Dataset items -
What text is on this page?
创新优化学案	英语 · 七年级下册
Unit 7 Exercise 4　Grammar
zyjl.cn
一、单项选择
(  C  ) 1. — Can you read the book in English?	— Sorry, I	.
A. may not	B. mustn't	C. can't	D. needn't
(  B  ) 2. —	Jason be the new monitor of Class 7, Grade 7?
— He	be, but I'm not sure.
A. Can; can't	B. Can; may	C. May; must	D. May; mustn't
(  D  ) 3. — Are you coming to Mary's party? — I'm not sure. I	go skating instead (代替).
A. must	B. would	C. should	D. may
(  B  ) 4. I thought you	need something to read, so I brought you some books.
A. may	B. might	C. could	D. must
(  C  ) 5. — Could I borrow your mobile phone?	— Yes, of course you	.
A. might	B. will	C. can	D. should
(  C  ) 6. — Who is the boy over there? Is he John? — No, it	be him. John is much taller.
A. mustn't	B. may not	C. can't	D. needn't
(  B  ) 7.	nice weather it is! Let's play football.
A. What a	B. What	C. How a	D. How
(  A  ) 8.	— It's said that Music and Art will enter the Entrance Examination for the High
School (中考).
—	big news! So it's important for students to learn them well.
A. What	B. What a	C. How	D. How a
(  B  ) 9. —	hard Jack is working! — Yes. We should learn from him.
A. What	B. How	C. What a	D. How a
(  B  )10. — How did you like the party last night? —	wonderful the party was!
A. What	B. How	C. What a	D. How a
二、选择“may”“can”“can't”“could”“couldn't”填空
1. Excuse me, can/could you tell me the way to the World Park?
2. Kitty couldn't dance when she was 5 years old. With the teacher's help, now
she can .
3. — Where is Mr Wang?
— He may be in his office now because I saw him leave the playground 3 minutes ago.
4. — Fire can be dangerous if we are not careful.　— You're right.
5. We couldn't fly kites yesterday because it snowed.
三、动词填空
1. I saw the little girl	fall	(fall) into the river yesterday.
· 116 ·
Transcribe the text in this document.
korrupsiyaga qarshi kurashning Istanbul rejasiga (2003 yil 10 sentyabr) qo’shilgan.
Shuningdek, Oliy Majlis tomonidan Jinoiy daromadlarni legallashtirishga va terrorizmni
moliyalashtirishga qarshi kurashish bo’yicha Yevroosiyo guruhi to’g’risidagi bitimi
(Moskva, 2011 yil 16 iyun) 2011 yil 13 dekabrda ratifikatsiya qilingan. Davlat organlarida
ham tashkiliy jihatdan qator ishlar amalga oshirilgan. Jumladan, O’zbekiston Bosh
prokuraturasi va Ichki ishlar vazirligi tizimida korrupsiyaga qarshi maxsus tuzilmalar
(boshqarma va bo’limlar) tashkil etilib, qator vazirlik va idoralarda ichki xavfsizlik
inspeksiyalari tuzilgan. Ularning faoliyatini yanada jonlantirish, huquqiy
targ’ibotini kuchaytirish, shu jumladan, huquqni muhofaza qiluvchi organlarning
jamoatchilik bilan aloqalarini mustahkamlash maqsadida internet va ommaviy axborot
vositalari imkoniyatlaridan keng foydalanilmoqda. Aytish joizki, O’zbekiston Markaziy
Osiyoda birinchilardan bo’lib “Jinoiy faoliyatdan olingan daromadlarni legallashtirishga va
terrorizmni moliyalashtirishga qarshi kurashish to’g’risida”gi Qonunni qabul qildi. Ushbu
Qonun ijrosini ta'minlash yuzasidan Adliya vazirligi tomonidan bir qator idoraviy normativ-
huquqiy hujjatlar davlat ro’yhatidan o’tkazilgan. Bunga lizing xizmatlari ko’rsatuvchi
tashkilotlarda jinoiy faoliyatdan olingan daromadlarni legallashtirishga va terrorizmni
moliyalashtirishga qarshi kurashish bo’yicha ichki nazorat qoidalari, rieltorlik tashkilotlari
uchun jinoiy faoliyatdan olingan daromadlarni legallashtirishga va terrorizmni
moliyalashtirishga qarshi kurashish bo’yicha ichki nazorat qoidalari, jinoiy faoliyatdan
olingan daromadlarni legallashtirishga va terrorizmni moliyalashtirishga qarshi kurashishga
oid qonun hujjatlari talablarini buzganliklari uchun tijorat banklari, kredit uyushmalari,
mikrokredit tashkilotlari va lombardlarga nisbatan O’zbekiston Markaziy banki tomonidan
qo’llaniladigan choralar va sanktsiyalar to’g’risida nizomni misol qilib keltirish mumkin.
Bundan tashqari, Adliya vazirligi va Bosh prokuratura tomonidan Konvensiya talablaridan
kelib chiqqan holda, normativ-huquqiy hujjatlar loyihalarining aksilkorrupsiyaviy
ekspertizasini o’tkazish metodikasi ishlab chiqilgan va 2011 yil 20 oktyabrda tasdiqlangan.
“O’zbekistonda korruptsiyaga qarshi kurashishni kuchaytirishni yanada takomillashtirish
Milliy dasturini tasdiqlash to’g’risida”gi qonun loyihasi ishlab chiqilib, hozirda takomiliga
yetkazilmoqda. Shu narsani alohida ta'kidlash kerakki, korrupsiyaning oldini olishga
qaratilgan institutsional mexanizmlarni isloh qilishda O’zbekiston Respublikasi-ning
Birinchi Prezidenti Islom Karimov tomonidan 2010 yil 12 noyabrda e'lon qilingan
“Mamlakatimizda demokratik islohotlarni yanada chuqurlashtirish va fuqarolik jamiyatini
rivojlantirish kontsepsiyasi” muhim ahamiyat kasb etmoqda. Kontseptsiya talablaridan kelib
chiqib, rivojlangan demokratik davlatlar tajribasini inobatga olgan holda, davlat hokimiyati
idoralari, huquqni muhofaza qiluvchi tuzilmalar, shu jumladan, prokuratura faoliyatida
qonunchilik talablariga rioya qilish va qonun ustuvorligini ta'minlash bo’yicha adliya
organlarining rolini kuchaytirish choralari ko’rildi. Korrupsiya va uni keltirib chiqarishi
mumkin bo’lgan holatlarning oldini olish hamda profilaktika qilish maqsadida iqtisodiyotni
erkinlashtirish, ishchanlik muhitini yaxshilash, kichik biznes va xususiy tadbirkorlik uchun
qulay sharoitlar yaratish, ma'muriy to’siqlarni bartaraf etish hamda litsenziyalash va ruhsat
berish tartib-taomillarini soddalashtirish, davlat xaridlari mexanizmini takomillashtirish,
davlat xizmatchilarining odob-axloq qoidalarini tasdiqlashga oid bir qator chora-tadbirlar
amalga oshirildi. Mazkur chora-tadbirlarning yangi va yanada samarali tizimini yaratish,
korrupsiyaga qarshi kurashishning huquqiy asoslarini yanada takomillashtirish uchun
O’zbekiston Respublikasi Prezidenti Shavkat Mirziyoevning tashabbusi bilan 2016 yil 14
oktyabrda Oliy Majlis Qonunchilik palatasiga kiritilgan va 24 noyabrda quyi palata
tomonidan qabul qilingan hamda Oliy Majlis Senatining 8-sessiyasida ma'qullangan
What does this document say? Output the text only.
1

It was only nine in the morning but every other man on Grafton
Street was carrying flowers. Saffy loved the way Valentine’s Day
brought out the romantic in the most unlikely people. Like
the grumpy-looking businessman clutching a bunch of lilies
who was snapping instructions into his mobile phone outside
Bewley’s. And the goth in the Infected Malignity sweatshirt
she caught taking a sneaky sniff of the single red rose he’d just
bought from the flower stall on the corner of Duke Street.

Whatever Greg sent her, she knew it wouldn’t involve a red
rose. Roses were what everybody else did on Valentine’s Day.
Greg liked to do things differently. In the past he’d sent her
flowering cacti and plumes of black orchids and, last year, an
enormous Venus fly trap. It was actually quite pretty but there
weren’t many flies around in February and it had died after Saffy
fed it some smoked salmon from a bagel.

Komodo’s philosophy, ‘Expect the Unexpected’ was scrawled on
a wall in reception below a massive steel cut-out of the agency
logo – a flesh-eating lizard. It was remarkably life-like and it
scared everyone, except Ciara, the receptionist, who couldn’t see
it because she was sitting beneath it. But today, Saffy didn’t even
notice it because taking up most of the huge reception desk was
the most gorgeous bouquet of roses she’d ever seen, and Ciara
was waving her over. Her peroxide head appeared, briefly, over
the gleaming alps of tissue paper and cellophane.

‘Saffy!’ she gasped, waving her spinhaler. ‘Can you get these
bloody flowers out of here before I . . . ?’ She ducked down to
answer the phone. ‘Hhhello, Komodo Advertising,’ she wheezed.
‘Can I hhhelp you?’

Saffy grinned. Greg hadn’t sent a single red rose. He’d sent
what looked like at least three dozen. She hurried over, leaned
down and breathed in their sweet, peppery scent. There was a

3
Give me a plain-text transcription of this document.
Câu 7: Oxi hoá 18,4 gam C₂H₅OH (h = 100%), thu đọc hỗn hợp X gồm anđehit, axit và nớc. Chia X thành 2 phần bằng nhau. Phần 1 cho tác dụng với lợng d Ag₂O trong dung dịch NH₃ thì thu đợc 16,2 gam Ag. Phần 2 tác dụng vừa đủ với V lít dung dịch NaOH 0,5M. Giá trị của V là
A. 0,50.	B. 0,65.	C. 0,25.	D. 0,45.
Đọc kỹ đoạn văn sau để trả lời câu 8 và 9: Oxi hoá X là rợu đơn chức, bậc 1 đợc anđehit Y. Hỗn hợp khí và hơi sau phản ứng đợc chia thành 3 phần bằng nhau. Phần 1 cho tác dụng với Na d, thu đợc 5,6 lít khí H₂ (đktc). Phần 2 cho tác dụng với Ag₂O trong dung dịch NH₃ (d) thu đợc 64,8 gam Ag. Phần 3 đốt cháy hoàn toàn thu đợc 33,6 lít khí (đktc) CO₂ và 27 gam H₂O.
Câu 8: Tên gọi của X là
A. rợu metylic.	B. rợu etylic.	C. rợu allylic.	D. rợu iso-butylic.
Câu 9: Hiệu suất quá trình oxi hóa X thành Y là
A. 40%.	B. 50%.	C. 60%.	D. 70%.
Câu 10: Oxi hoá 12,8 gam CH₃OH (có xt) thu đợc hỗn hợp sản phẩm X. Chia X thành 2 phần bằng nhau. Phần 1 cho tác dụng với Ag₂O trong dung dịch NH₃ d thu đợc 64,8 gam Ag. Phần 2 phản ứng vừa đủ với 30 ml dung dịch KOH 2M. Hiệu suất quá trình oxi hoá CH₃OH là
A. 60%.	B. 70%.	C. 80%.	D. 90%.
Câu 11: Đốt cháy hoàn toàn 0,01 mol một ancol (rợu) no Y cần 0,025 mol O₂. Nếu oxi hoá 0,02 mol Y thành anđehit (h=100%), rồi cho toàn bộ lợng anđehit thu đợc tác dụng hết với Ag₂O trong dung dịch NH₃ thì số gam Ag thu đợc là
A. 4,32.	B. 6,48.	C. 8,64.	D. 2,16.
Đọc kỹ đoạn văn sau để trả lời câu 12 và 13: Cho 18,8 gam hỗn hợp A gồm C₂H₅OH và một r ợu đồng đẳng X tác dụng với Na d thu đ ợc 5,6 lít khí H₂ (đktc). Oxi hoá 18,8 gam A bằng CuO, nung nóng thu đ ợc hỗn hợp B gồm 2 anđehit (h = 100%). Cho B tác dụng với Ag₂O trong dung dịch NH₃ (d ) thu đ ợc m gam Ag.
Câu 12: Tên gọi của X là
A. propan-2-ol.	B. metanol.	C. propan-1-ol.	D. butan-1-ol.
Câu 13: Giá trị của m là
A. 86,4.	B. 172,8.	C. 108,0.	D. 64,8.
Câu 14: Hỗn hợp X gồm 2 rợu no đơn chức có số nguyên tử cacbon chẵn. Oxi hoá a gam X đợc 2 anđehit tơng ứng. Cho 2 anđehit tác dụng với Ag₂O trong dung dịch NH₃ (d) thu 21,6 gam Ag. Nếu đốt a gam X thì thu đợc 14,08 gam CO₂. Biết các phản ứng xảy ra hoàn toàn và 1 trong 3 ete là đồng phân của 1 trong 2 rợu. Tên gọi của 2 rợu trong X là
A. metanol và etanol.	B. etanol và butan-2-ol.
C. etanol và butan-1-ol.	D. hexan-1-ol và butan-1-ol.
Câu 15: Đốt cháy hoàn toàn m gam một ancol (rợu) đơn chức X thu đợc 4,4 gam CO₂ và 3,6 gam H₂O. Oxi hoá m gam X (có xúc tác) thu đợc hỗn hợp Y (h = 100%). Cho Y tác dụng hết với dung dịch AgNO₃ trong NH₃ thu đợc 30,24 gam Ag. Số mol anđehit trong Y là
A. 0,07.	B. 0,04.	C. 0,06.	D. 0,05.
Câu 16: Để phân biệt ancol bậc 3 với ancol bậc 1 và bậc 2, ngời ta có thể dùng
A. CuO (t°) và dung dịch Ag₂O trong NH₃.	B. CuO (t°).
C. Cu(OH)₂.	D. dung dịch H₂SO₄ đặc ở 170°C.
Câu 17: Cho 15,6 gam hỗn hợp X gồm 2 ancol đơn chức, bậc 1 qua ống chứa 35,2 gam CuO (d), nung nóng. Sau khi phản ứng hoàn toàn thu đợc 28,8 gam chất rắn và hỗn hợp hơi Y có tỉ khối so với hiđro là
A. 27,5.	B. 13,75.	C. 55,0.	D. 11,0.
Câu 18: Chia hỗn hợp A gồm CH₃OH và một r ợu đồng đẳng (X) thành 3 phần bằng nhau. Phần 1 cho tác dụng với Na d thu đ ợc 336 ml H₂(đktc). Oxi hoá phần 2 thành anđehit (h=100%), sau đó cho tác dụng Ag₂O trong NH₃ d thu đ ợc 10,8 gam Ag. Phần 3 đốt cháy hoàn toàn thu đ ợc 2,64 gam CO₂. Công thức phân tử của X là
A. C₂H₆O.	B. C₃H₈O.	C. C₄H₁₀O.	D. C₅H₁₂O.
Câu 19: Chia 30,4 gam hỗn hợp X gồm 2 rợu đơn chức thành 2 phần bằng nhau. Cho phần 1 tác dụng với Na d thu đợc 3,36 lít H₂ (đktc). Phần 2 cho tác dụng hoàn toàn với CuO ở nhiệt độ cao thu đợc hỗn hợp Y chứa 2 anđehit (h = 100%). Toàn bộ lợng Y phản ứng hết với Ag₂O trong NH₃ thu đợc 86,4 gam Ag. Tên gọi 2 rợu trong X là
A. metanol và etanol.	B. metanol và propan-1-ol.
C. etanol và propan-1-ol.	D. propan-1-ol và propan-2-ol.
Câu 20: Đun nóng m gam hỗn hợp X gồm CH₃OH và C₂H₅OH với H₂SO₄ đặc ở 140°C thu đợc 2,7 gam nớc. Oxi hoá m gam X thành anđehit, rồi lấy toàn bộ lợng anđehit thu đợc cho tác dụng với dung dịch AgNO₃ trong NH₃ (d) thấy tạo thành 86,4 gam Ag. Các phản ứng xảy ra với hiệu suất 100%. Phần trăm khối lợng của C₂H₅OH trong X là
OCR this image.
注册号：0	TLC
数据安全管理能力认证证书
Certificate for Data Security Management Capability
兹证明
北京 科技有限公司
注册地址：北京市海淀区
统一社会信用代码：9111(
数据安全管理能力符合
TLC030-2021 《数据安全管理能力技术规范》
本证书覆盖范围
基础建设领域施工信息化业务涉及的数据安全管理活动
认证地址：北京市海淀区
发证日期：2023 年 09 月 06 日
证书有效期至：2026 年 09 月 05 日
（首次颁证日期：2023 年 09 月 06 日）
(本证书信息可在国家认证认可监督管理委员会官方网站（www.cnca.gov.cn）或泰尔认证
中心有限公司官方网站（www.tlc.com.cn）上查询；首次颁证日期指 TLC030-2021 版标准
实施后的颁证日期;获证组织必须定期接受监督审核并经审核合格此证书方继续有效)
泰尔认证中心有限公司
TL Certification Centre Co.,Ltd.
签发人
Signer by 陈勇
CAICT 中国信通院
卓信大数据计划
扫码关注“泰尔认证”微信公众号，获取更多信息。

WORK TO BE COMPLETED - Lines holding the word "mobile" in the entries above are the ones to pull out. Copy them all.

RESULT OF THE TASK -
(  C  ) 5. — Could I borrow your mobile phone?	— Yes, of course you	.
who was snapping instructions into his mobile phone outside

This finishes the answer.